Exercise
Filter the records below for the word "this". Copy each line that holds it.

Supplied entries
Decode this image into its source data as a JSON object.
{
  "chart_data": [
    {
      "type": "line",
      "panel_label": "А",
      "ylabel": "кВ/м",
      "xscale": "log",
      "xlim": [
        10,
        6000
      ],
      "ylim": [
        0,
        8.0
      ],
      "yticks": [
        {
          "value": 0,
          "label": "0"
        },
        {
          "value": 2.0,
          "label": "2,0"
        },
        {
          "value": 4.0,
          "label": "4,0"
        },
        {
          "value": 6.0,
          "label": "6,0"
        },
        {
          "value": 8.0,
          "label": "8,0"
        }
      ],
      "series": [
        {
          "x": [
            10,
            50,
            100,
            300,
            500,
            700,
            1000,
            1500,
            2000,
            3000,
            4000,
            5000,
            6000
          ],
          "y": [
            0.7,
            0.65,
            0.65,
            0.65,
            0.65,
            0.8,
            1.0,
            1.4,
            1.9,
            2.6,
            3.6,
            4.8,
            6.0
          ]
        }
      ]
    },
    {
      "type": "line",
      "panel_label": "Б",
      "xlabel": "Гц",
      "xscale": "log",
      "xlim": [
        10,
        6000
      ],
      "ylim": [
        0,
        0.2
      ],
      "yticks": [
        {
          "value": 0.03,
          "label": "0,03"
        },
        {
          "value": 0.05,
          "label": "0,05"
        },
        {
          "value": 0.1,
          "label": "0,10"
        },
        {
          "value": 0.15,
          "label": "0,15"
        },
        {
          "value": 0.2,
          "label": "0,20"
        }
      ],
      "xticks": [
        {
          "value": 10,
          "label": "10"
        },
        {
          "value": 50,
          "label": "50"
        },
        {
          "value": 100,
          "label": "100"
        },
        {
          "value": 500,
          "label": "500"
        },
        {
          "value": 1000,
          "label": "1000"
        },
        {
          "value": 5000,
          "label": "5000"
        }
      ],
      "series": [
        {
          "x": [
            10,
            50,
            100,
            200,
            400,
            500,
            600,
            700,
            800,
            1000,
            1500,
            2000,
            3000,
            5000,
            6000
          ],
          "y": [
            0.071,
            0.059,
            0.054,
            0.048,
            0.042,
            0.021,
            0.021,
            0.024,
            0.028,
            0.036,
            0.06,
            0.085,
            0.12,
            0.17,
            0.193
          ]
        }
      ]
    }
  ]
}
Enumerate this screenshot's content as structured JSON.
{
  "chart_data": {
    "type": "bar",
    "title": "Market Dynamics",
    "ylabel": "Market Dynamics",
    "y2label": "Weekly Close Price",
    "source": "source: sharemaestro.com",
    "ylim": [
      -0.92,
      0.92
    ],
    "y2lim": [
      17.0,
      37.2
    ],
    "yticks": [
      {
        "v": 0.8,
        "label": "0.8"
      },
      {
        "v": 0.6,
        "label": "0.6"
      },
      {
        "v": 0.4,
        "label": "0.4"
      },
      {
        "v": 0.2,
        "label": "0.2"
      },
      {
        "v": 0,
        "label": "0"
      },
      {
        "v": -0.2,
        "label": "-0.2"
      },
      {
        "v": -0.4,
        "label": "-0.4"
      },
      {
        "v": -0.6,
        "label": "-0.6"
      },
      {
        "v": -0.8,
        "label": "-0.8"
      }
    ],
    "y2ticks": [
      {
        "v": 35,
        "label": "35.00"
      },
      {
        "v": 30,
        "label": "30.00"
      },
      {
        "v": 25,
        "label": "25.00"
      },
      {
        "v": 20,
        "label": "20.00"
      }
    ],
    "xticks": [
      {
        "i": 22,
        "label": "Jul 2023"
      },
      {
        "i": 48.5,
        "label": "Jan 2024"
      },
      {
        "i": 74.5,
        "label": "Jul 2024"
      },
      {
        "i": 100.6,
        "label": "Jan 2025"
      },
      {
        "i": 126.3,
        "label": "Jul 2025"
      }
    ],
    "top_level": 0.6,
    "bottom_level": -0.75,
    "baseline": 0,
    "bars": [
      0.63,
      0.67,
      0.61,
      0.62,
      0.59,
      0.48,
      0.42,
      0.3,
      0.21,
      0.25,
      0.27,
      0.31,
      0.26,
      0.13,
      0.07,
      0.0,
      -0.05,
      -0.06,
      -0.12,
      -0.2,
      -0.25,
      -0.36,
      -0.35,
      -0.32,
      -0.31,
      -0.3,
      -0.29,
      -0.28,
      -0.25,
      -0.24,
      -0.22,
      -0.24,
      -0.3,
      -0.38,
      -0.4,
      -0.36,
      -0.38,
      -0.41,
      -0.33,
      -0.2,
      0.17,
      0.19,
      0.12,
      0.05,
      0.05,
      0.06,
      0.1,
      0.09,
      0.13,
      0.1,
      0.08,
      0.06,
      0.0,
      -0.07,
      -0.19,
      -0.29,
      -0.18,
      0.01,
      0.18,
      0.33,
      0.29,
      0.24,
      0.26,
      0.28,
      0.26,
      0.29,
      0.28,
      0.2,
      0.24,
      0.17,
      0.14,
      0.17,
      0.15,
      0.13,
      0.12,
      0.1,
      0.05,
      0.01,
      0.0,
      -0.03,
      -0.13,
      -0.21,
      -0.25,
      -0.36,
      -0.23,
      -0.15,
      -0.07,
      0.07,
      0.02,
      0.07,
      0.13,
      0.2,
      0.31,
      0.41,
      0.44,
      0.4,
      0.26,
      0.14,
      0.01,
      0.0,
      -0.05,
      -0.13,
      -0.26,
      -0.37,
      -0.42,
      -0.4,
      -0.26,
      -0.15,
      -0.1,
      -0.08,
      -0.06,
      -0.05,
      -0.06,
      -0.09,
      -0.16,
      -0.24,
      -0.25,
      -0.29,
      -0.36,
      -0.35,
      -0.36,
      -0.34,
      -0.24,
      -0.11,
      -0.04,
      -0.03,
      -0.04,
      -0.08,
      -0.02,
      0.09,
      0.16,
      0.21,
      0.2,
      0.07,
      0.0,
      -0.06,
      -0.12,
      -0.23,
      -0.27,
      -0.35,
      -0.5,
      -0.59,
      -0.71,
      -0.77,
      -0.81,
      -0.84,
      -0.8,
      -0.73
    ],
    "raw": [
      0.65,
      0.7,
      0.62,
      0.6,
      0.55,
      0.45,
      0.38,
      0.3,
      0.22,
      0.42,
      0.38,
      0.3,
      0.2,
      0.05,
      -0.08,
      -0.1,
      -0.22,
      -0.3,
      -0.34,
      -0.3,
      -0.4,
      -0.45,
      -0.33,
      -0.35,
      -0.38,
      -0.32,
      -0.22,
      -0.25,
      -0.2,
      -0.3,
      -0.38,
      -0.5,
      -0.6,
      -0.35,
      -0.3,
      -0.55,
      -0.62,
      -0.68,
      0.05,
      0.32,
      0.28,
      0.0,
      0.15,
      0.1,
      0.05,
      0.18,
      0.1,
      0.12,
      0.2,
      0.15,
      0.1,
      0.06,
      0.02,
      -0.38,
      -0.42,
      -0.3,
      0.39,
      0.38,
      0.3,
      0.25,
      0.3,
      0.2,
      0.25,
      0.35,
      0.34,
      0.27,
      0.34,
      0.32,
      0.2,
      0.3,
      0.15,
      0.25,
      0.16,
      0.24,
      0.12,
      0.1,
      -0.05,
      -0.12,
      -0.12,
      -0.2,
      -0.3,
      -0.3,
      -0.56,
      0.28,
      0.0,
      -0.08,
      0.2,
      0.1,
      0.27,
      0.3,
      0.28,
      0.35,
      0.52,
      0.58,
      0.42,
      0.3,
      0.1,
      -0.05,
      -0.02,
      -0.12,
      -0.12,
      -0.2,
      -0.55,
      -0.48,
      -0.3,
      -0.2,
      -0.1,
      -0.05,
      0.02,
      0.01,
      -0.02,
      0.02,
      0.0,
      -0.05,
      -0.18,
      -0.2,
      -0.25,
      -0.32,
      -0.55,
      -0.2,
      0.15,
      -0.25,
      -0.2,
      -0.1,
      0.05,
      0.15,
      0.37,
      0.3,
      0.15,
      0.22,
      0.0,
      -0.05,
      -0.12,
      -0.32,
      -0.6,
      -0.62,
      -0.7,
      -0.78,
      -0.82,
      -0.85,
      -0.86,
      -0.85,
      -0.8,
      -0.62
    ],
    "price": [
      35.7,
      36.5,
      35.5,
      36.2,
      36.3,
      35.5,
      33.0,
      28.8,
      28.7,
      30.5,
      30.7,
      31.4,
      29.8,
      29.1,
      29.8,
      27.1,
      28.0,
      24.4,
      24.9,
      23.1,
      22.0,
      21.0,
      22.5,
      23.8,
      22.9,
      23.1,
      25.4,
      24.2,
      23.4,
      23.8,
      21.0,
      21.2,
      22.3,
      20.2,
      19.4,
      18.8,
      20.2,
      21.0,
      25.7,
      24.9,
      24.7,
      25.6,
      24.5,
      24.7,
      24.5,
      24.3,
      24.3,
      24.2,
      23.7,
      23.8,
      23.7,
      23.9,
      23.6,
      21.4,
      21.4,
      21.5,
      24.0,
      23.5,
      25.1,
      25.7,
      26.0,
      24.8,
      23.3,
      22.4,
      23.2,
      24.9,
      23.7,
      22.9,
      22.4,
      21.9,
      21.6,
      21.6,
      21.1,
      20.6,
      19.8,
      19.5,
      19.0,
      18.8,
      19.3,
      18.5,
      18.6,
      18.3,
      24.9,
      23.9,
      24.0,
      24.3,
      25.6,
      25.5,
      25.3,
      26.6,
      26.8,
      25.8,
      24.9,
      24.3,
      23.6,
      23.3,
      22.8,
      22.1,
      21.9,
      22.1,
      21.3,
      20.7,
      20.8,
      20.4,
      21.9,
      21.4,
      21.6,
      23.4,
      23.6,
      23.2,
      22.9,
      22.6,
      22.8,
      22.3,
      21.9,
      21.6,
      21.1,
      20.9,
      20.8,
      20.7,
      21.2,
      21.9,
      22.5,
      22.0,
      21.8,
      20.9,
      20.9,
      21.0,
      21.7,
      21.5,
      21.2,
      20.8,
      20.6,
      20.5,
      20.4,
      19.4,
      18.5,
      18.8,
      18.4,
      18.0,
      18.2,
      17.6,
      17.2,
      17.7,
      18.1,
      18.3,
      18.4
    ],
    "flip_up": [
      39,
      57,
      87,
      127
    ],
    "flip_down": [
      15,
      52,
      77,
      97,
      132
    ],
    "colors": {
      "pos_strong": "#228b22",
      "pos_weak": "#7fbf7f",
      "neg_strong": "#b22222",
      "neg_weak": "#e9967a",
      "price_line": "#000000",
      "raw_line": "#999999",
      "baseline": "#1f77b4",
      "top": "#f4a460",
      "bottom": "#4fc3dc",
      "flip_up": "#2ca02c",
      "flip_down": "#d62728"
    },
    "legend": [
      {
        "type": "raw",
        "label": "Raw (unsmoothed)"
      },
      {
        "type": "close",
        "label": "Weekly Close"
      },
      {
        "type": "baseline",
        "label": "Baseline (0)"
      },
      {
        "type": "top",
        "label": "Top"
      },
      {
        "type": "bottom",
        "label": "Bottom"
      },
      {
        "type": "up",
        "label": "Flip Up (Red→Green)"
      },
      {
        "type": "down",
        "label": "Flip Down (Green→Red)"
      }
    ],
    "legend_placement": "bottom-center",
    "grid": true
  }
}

Written answer
Decode this image into its source data as a JSON object.
Enumerate this screenshot's content as structured JSON.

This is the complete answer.